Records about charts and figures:
◇ ◇ ◇ ◇ ◇

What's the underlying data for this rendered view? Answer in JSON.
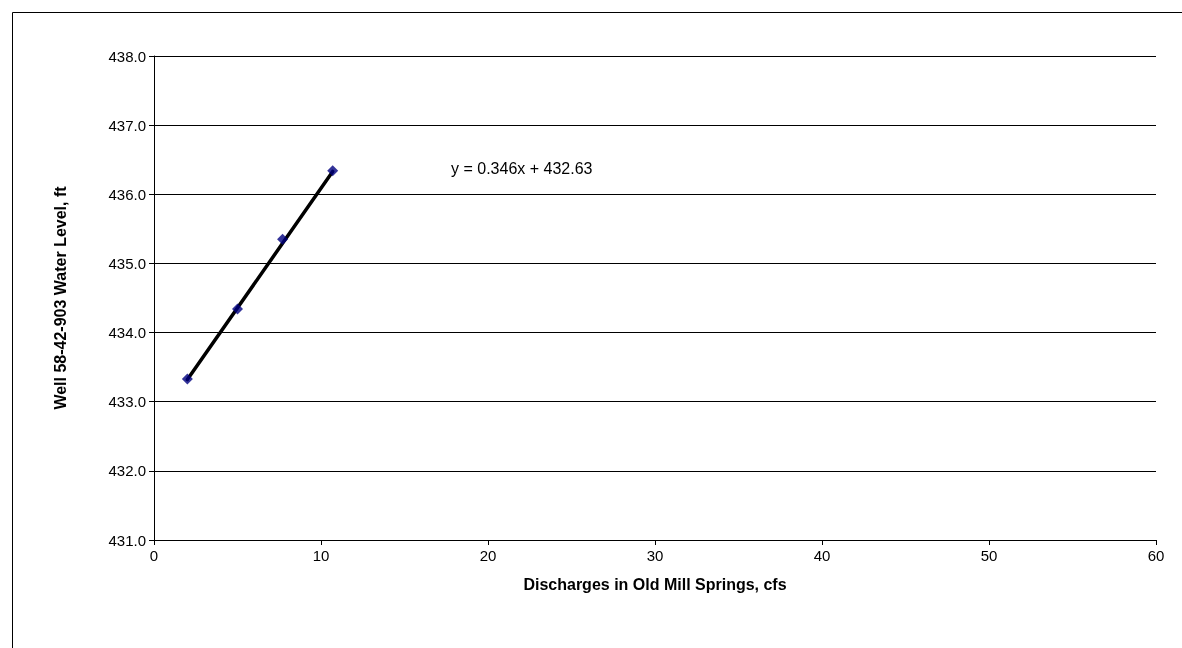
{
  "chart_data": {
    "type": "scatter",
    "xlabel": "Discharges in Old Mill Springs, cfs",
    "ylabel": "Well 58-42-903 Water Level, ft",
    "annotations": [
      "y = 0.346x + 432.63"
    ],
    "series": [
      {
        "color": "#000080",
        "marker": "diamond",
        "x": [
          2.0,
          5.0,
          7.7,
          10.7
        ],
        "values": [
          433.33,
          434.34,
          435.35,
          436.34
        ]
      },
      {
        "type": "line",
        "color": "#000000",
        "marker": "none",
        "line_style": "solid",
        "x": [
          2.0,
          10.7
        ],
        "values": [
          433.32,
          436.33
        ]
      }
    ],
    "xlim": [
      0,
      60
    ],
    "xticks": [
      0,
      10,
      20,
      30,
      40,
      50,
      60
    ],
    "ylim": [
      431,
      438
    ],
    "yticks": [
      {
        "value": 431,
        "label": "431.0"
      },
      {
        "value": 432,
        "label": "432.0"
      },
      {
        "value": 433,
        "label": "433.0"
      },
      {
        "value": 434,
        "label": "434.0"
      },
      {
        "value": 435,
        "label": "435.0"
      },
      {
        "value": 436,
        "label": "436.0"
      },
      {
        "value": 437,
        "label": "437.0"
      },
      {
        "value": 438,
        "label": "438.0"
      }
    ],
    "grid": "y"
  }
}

◇ ◇ ◇ ◇ ◇

# What this task involves
Go back to the records above and write them out exactly, without the pictures.

# Completed task
What's the underlying data for this rendered view? Answer in JSON.
{
  "chart_data": {
    "type": "scatter",
    "xlabel": "Discharges in Old Mill Springs, cfs",
    "ylabel": "Well 58-42-903 Water Level, ft",
    "annotations": [
      "y = 0.346x + 432.63"
    ],
    "series": [
      {
        "color": "#000080",
        "marker": "diamond",
        "x": [
          2.0,
          5.0,
          7.7,
          10.7
        ],
        "values": [
          433.33,
          434.34,
          435.35,
          436.34
        ]
      },
      {
        "type": "line",
        "color": "#000000",
        "marker": "none",
        "line_style": "solid",
        "x": [
          2.0,
          10.7
        ],
        "values": [
          433.32,
          436.33
        ]
      }
    ],
    "xlim": [
      0,
      60
    ],
    "xticks": [
      0,
      10,
      20,
      30,
      40,
      50,
      60
    ],
    "ylim": [
      431,
      438
    ],
    "yticks": [
      {
        "value": 431,
        "label": "431.0"
      },
      {
        "value": 432,
        "label": "432.0"
      },
      {
        "value": 433,
        "label": "433.0"
      },
      {
        "value": 434,
        "label": "434.0"
      },
      {
        "value": 435,
        "label": "435.0"
      },
      {
        "value": 436,
        "label": "436.0"
      },
      {
        "value": 437,
        "label": "437.0"
      },
      {
        "value": 438,
        "label": "438.0"
      }
    ],
    "grid": "y"
  }
}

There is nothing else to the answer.